[WORK INSTRUCTIONS]: Check every line below for the word "śląskiego" and show those that hold it.

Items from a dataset
==================================================

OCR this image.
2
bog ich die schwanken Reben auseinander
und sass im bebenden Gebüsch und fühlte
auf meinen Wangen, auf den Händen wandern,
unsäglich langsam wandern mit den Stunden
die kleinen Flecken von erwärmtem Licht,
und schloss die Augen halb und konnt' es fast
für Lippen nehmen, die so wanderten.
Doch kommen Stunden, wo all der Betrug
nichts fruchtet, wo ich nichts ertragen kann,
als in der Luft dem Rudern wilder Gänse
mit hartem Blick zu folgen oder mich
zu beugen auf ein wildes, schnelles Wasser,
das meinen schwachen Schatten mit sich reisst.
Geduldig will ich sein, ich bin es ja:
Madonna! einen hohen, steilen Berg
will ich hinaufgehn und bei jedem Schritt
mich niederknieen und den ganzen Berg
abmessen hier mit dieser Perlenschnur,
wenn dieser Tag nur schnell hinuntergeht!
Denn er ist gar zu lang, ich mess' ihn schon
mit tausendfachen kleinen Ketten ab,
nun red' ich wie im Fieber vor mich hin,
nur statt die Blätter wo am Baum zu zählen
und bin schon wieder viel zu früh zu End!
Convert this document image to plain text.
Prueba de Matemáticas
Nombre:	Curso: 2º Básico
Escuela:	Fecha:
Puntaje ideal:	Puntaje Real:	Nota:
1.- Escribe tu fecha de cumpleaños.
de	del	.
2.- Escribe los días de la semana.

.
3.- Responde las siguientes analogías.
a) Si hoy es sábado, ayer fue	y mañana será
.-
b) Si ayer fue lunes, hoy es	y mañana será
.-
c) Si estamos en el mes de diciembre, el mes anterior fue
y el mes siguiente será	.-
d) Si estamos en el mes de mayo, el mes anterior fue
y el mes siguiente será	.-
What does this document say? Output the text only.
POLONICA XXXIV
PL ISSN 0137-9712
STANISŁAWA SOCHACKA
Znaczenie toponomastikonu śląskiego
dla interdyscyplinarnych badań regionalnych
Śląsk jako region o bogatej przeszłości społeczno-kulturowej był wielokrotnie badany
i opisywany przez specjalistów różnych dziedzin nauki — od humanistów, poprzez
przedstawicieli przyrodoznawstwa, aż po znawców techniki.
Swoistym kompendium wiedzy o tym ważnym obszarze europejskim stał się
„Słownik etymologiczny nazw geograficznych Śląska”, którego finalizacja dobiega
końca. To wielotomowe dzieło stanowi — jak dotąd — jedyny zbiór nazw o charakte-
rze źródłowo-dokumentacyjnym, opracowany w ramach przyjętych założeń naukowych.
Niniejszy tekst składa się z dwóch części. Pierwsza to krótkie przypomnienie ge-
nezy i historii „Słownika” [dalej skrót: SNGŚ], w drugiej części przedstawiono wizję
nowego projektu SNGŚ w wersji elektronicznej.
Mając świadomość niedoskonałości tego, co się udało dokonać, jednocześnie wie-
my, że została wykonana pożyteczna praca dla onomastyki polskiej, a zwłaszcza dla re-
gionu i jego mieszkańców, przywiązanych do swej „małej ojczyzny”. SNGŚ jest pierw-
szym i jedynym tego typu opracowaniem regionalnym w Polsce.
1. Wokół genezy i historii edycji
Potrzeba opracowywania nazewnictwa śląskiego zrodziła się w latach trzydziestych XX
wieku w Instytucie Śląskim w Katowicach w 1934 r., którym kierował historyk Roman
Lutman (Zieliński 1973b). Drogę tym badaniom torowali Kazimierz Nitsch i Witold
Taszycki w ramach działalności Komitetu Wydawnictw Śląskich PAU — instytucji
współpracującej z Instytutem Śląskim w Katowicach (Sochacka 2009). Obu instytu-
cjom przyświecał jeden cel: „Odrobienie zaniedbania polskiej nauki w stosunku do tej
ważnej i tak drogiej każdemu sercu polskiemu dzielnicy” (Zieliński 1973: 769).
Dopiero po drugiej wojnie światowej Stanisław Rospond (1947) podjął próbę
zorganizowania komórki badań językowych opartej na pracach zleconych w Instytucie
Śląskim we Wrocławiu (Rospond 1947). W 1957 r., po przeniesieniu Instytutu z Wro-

==================================================

[RESPONSE BELOW]:
Znaczenie toponomastikonu śląskiego
Potrzeba opracowywania nazewnictwa śląskiego zrodziła się w latach trzydziestych XX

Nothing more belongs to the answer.